Data records:
########################################
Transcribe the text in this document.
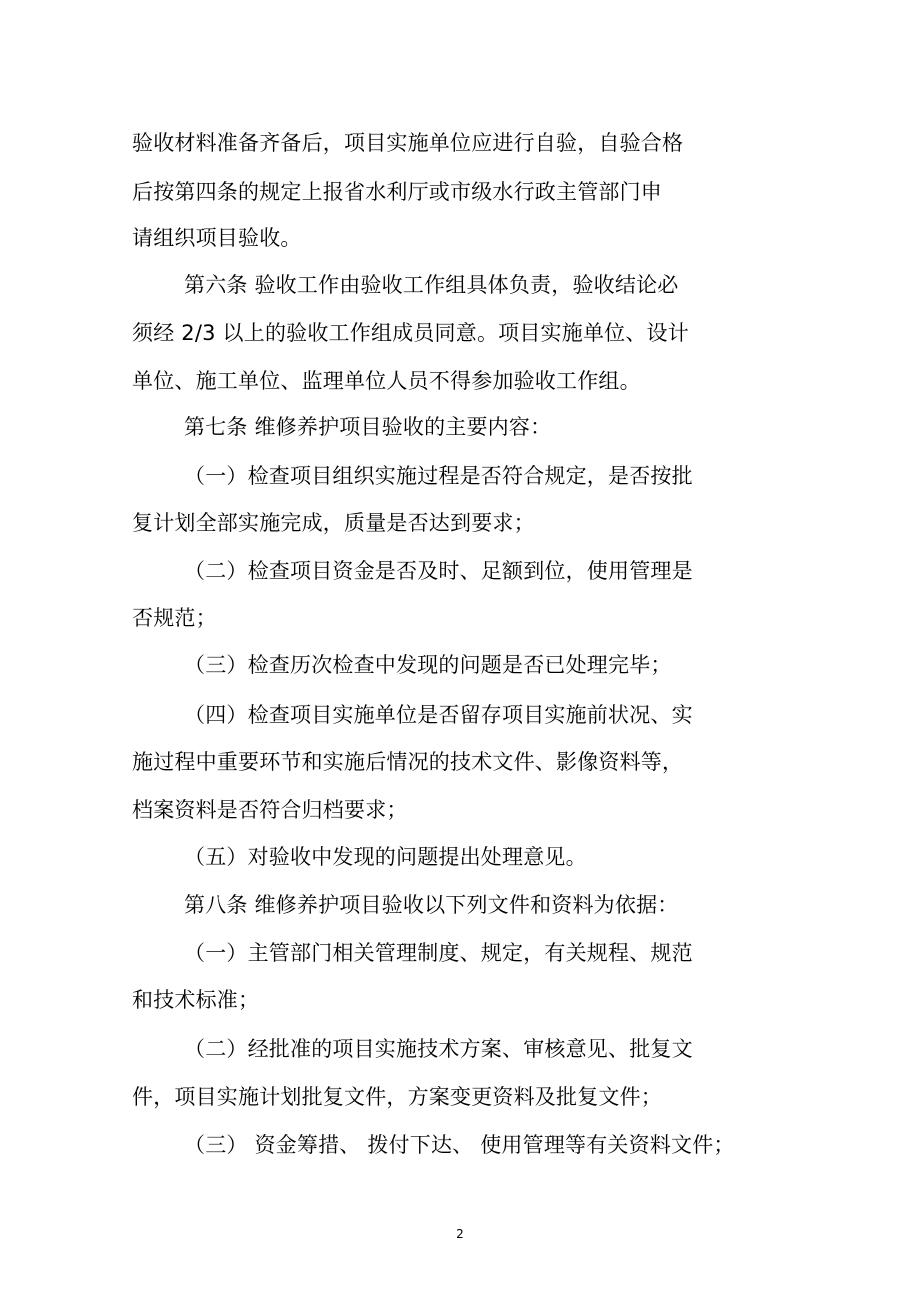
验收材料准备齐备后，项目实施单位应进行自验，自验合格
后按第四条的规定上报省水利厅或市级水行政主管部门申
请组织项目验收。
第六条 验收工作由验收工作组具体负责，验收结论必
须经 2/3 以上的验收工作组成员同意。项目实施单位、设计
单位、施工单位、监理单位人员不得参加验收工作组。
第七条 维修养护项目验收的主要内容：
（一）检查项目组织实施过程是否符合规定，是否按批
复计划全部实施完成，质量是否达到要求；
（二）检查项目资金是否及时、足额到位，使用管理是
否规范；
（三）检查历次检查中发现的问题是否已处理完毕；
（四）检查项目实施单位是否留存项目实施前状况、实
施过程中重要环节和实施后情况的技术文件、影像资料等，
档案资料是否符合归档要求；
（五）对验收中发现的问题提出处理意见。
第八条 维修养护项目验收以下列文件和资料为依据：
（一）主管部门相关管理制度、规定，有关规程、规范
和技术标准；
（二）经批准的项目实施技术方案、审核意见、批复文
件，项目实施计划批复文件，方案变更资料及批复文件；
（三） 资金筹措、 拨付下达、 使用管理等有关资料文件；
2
########################################
Task details - Set down all the data again exactly as above, pictures excluded.

Response for this exercise -
Transcribe the text in this document.
验收材料准备齐备后，项目实施单位应进行自验，自验合格
后按第四条的规定上报省水利厅或市级水行政主管部门申
请组织项目验收。
第六条 验收工作由验收工作组具体负责，验收结论必
须经 2/3 以上的验收工作组成员同意。项目实施单位、设计
单位、施工单位、监理单位人员不得参加验收工作组。
第七条 维修养护项目验收的主要内容：
（一）检查项目组织实施过程是否符合规定，是否按批
复计划全部实施完成，质量是否达到要求；
（二）检查项目资金是否及时、足额到位，使用管理是
否规范；
（三）检查历次检查中发现的问题是否已处理完毕；
（四）检查项目实施单位是否留存项目实施前状况、实
施过程中重要环节和实施后情况的技术文件、影像资料等，
档案资料是否符合归档要求；
（五）对验收中发现的问题提出处理意见。
第八条 维修养护项目验收以下列文件和资料为依据：
（一）主管部门相关管理制度、规定，有关规程、规范
和技术标准；
（二）经批准的项目实施技术方案、审核意见、批复文
件，项目实施计划批复文件，方案变更资料及批复文件；
（三） 资金筹措、 拨付下达、 使用管理等有关资料文件；
2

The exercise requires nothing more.